_Source records_
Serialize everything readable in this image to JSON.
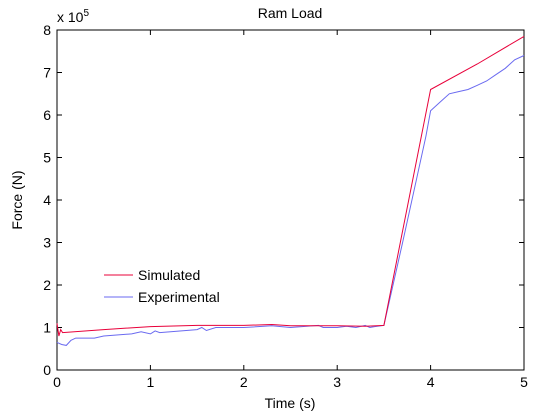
{
  "chart_data": {
    "type": "line",
    "title": "Ram Load",
    "xlabel": "Time (s)",
    "ylabel": "Force (N)",
    "xlim": [
      0,
      5
    ],
    "ylim": [
      0,
      8
    ],
    "scale_label": "x 10",
    "scale_exponent": "5",
    "x_ticks": [
      "0",
      "1",
      "2",
      "3",
      "4",
      "5"
    ],
    "y_ticks": [
      "0",
      "1",
      "2",
      "3",
      "4",
      "5",
      "6",
      "7",
      "8"
    ],
    "grid": false,
    "legend_position": "lower-left",
    "series": [
      {
        "name": "Simulated",
        "color": "#e8003a",
        "points": [
          [
            0,
            1.1
          ],
          [
            0.02,
            0.8
          ],
          [
            0.04,
            0.95
          ],
          [
            0.06,
            0.88
          ],
          [
            0.5,
            0.95
          ],
          [
            1.0,
            1.02
          ],
          [
            1.5,
            1.05
          ],
          [
            2.0,
            1.05
          ],
          [
            2.3,
            1.07
          ],
          [
            2.5,
            1.04
          ],
          [
            3.0,
            1.04
          ],
          [
            3.3,
            1.03
          ],
          [
            3.5,
            1.05
          ],
          [
            4.0,
            6.6
          ],
          [
            4.5,
            7.2
          ],
          [
            5.0,
            7.85
          ]
        ]
      },
      {
        "name": "Experimental",
        "color": "#6a6af0",
        "points": [
          [
            0,
            0.65
          ],
          [
            0.05,
            0.6
          ],
          [
            0.1,
            0.58
          ],
          [
            0.15,
            0.7
          ],
          [
            0.2,
            0.75
          ],
          [
            0.4,
            0.75
          ],
          [
            0.5,
            0.8
          ],
          [
            0.8,
            0.85
          ],
          [
            0.9,
            0.9
          ],
          [
            1.0,
            0.85
          ],
          [
            1.05,
            0.92
          ],
          [
            1.1,
            0.88
          ],
          [
            1.5,
            0.95
          ],
          [
            1.55,
            1.0
          ],
          [
            1.6,
            0.93
          ],
          [
            1.7,
            1.0
          ],
          [
            2.0,
            1.0
          ],
          [
            2.3,
            1.04
          ],
          [
            2.5,
            1.0
          ],
          [
            2.8,
            1.05
          ],
          [
            2.85,
            1.0
          ],
          [
            3.0,
            1.0
          ],
          [
            3.1,
            1.03
          ],
          [
            3.2,
            1.0
          ],
          [
            3.3,
            1.05
          ],
          [
            3.35,
            1.0
          ],
          [
            3.4,
            1.02
          ],
          [
            3.5,
            1.05
          ],
          [
            3.7,
            3.0
          ],
          [
            3.85,
            4.5
          ],
          [
            3.95,
            5.5
          ],
          [
            4.0,
            6.1
          ],
          [
            4.1,
            6.3
          ],
          [
            4.2,
            6.5
          ],
          [
            4.3,
            6.55
          ],
          [
            4.4,
            6.6
          ],
          [
            4.5,
            6.7
          ],
          [
            4.6,
            6.8
          ],
          [
            4.7,
            6.95
          ],
          [
            4.8,
            7.1
          ],
          [
            4.9,
            7.3
          ],
          [
            5.0,
            7.4
          ]
        ]
      }
    ]
  }
}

_Set problem_
Go through the listing above and quote it exactly, apart from its images.

_Exercise answer_
Serialize everything readable in this image to JSON.
{
  "chart_data": {
    "type": "line",
    "title": "Ram Load",
    "xlabel": "Time (s)",
    "ylabel": "Force (N)",
    "xlim": [
      0,
      5
    ],
    "ylim": [
      0,
      8
    ],
    "scale_label": "x 10",
    "scale_exponent": "5",
    "x_ticks": [
      "0",
      "1",
      "2",
      "3",
      "4",
      "5"
    ],
    "y_ticks": [
      "0",
      "1",
      "2",
      "3",
      "4",
      "5",
      "6",
      "7",
      "8"
    ],
    "grid": false,
    "legend_position": "lower-left",
    "series": [
      {
        "name": "Simulated",
        "color": "#e8003a",
        "points": [
          [
            0,
            1.1
          ],
          [
            0.02,
            0.8
          ],
          [
            0.04,
            0.95
          ],
          [
            0.06,
            0.88
          ],
          [
            0.5,
            0.95
          ],
          [
            1.0,
            1.02
          ],
          [
            1.5,
            1.05
          ],
          [
            2.0,
            1.05
          ],
          [
            2.3,
            1.07
          ],
          [
            2.5,
            1.04
          ],
          [
            3.0,
            1.04
          ],
          [
            3.3,
            1.03
          ],
          [
            3.5,
            1.05
          ],
          [
            4.0,
            6.6
          ],
          [
            4.5,
            7.2
          ],
          [
            5.0,
            7.85
          ]
        ]
      },
      {
        "name": "Experimental",
        "color": "#6a6af0",
        "points": [
          [
            0,
            0.65
          ],
          [
            0.05,
            0.6
          ],
          [
            0.1,
            0.58
          ],
          [
            0.15,
            0.7
          ],
          [
            0.2,
            0.75
          ],
          [
            0.4,
            0.75
          ],
          [
            0.5,
            0.8
          ],
          [
            0.8,
            0.85
          ],
          [
            0.9,
            0.9
          ],
          [
            1.0,
            0.85
          ],
          [
            1.05,
            0.92
          ],
          [
            1.1,
            0.88
          ],
          [
            1.5,
            0.95
          ],
          [
            1.55,
            1.0
          ],
          [
            1.6,
            0.93
          ],
          [
            1.7,
            1.0
          ],
          [
            2.0,
            1.0
          ],
          [
            2.3,
            1.04
          ],
          [
            2.5,
            1.0
          ],
          [
            2.8,
            1.05
          ],
          [
            2.85,
            1.0
          ],
          [
            3.0,
            1.0
          ],
          [
            3.1,
            1.03
          ],
          [
            3.2,
            1.0
          ],
          [
            3.3,
            1.05
          ],
          [
            3.35,
            1.0
          ],
          [
            3.4,
            1.02
          ],
          [
            3.5,
            1.05
          ],
          [
            3.7,
            3.0
          ],
          [
            3.85,
            4.5
          ],
          [
            3.95,
            5.5
          ],
          [
            4.0,
            6.1
          ],
          [
            4.1,
            6.3
          ],
          [
            4.2,
            6.5
          ],
          [
            4.3,
            6.55
          ],
          [
            4.4,
            6.6
          ],
          [
            4.5,
            6.7
          ],
          [
            4.6,
            6.8
          ],
          [
            4.7,
            6.95
          ],
          [
            4.8,
            7.1
          ],
          [
            4.9,
            7.3
          ],
          [
            5.0,
            7.4
          ]
        ]
      }
    ]
  }
}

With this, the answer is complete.